▶ [Written task]:
Extract the text of every entry below exactly; leave images out.

___ Records supplied

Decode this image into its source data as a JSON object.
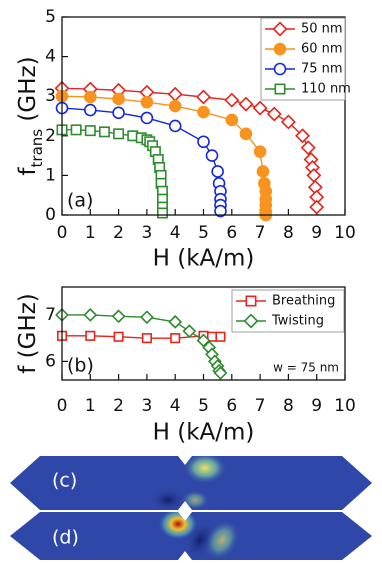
{
  "chart_data": [
    {
      "type": "scatter",
      "ylabel": {
        "main": "f",
        "sub": "trans",
        "rest": " (GHz)"
      },
      "xlabel": "H (kA/m)",
      "panel_label": "(a)",
      "xlim": [
        0,
        10
      ],
      "ylim": [
        0,
        5
      ],
      "xticks": [
        0,
        1,
        2,
        3,
        4,
        5,
        6,
        7,
        8,
        9,
        10
      ],
      "yticks": [
        0,
        1,
        2,
        3,
        4,
        5
      ],
      "legend": "upper right",
      "series": [
        {
          "name": "50 nm",
          "color": "#e8231c",
          "marker": "diamond",
          "filled": false,
          "x": [
            0,
            1,
            2,
            3,
            4,
            5,
            6,
            6.5,
            7,
            7.5,
            8,
            8.5,
            8.7,
            8.8,
            8.85,
            8.9,
            8.95,
            9.0,
            9.0
          ],
          "values": [
            3.2,
            3.18,
            3.15,
            3.1,
            3.05,
            2.98,
            2.9,
            2.8,
            2.7,
            2.55,
            2.35,
            2.0,
            1.7,
            1.4,
            1.2,
            1.0,
            0.7,
            0.45,
            0.2
          ]
        },
        {
          "name": "60 nm",
          "color": "#f7931e",
          "marker": "circle",
          "filled": true,
          "x": [
            0,
            1,
            2,
            3,
            4,
            5,
            6,
            6.5,
            7,
            7.1,
            7.15,
            7.2,
            7.2,
            7.2,
            7.2,
            7.2
          ],
          "values": [
            3.0,
            2.98,
            2.93,
            2.85,
            2.75,
            2.6,
            2.4,
            2.05,
            1.6,
            1.1,
            0.8,
            0.6,
            0.4,
            0.25,
            0.1,
            0
          ]
        },
        {
          "name": "75 nm",
          "color": "#1428e0",
          "marker": "circle",
          "filled": false,
          "x": [
            0,
            1,
            2,
            3,
            4,
            5,
            5.3,
            5.5,
            5.55,
            5.6,
            5.6,
            5.6,
            5.6
          ],
          "values": [
            2.7,
            2.65,
            2.58,
            2.45,
            2.25,
            1.85,
            1.5,
            1.1,
            0.8,
            0.6,
            0.4,
            0.25,
            0.1
          ]
        },
        {
          "name": "110 nm",
          "color": "#2e8b2e",
          "marker": "square",
          "filled": false,
          "x": [
            0,
            0.5,
            1,
            1.5,
            2,
            2.5,
            2.8,
            3,
            3.1,
            3.2,
            3.3,
            3.4,
            3.45,
            3.5,
            3.5,
            3.55,
            3.55,
            3.55,
            3.55
          ],
          "values": [
            2.15,
            2.15,
            2.13,
            2.1,
            2.05,
            2.0,
            1.95,
            1.9,
            1.85,
            1.75,
            1.6,
            1.4,
            1.2,
            1.0,
            0.8,
            0.6,
            0.4,
            0.2,
            0.05
          ]
        }
      ]
    },
    {
      "type": "scatter",
      "ylabel": {
        "main": "f (GHz)"
      },
      "xlabel": "H (kA/m)",
      "panel_label": "(b)",
      "annotation": "w = 75 nm",
      "xlim": [
        0,
        10
      ],
      "ylim": [
        5.6,
        7.6
      ],
      "xticks": [
        0,
        1,
        2,
        3,
        4,
        5,
        6,
        7,
        8,
        9,
        10
      ],
      "yticks": [
        6,
        7
      ],
      "legend": "upper right",
      "series": [
        {
          "name": "Breathing",
          "color": "#e8231c",
          "marker": "square",
          "filled": false,
          "x": [
            0,
            1,
            2,
            3,
            4,
            5,
            5.3,
            5.6
          ],
          "values": [
            6.55,
            6.55,
            6.53,
            6.5,
            6.5,
            6.55,
            6.53,
            6.53
          ]
        },
        {
          "name": "Twisting",
          "color": "#2e8b2e",
          "marker": "diamond",
          "filled": false,
          "x": [
            0,
            1,
            2,
            3,
            4,
            4.5,
            5,
            5.2,
            5.3,
            5.4,
            5.5,
            5.55,
            5.6
          ],
          "values": [
            7.0,
            7.0,
            6.97,
            6.95,
            6.85,
            6.65,
            6.45,
            6.3,
            6.15,
            6.0,
            5.9,
            5.8,
            5.75
          ]
        }
      ]
    }
  ],
  "panels": [
    {
      "label": "(c)"
    },
    {
      "label": "(d)"
    }
  ]
}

______

▶ [Solution for this problem]:
Decode this image into its source data as a JSON object.
{
  "chart_data": [
    {
      "type": "scatter",
      "ylabel": {
        "main": "f",
        "sub": "trans",
        "rest": " (GHz)"
      },
      "xlabel": "H (kA/m)",
      "panel_label": "(a)",
      "xlim": [
        0,
        10
      ],
      "ylim": [
        0,
        5
      ],
      "xticks": [
        0,
        1,
        2,
        3,
        4,
        5,
        6,
        7,
        8,
        9,
        10
      ],
      "yticks": [
        0,
        1,
        2,
        3,
        4,
        5
      ],
      "legend": "upper right",
      "series": [
        {
          "name": "50 nm",
          "color": "#e8231c",
          "marker": "diamond",
          "filled": false,
          "x": [
            0,
            1,
            2,
            3,
            4,
            5,
            6,
            6.5,
            7,
            7.5,
            8,
            8.5,
            8.7,
            8.8,
            8.85,
            8.9,
            8.95,
            9.0,
            9.0
          ],
          "values": [
            3.2,
            3.18,
            3.15,
            3.1,
            3.05,
            2.98,
            2.9,
            2.8,
            2.7,
            2.55,
            2.35,
            2.0,
            1.7,
            1.4,
            1.2,
            1.0,
            0.7,
            0.45,
            0.2
          ]
        },
        {
          "name": "60 nm",
          "color": "#f7931e",
          "marker": "circle",
          "filled": true,
          "x": [
            0,
            1,
            2,
            3,
            4,
            5,
            6,
            6.5,
            7,
            7.1,
            7.15,
            7.2,
            7.2,
            7.2,
            7.2,
            7.2
          ],
          "values": [
            3.0,
            2.98,
            2.93,
            2.85,
            2.75,
            2.6,
            2.4,
            2.05,
            1.6,
            1.1,
            0.8,
            0.6,
            0.4,
            0.25,
            0.1,
            0
          ]
        },
        {
          "name": "75 nm",
          "color": "#1428e0",
          "marker": "circle",
          "filled": false,
          "x": [
            0,
            1,
            2,
            3,
            4,
            5,
            5.3,
            5.5,
            5.55,
            5.6,
            5.6,
            5.6,
            5.6
          ],
          "values": [
            2.7,
            2.65,
            2.58,
            2.45,
            2.25,
            1.85,
            1.5,
            1.1,
            0.8,
            0.6,
            0.4,
            0.25,
            0.1
          ]
        },
        {
          "name": "110 nm",
          "color": "#2e8b2e",
          "marker": "square",
          "filled": false,
          "x": [
            0,
            0.5,
            1,
            1.5,
            2,
            2.5,
            2.8,
            3,
            3.1,
            3.2,
            3.3,
            3.4,
            3.45,
            3.5,
            3.5,
            3.55,
            3.55,
            3.55,
            3.55
          ],
          "values": [
            2.15,
            2.15,
            2.13,
            2.1,
            2.05,
            2.0,
            1.95,
            1.9,
            1.85,
            1.75,
            1.6,
            1.4,
            1.2,
            1.0,
            0.8,
            0.6,
            0.4,
            0.2,
            0.05
          ]
        }
      ]
    },
    {
      "type": "scatter",
      "ylabel": {
        "main": "f (GHz)"
      },
      "xlabel": "H (kA/m)",
      "panel_label": "(b)",
      "annotation": "w = 75 nm",
      "xlim": [
        0,
        10
      ],
      "ylim": [
        5.6,
        7.6
      ],
      "xticks": [
        0,
        1,
        2,
        3,
        4,
        5,
        6,
        7,
        8,
        9,
        10
      ],
      "yticks": [
        6,
        7
      ],
      "legend": "upper right",
      "series": [
        {
          "name": "Breathing",
          "color": "#e8231c",
          "marker": "square",
          "filled": false,
          "x": [
            0,
            1,
            2,
            3,
            4,
            5,
            5.3,
            5.6
          ],
          "values": [
            6.55,
            6.55,
            6.53,
            6.5,
            6.5,
            6.55,
            6.53,
            6.53
          ]
        },
        {
          "name": "Twisting",
          "color": "#2e8b2e",
          "marker": "diamond",
          "filled": false,
          "x": [
            0,
            1,
            2,
            3,
            4,
            4.5,
            5,
            5.2,
            5.3,
            5.4,
            5.5,
            5.55,
            5.6
          ],
          "values": [
            7.0,
            7.0,
            6.97,
            6.95,
            6.85,
            6.65,
            6.45,
            6.3,
            6.15,
            6.0,
            5.9,
            5.8,
            5.75
          ]
        }
      ]
    }
  ],
  "panels": [
    {
      "label": "(c)"
    },
    {
      "label": "(d)"
    }
  ]
}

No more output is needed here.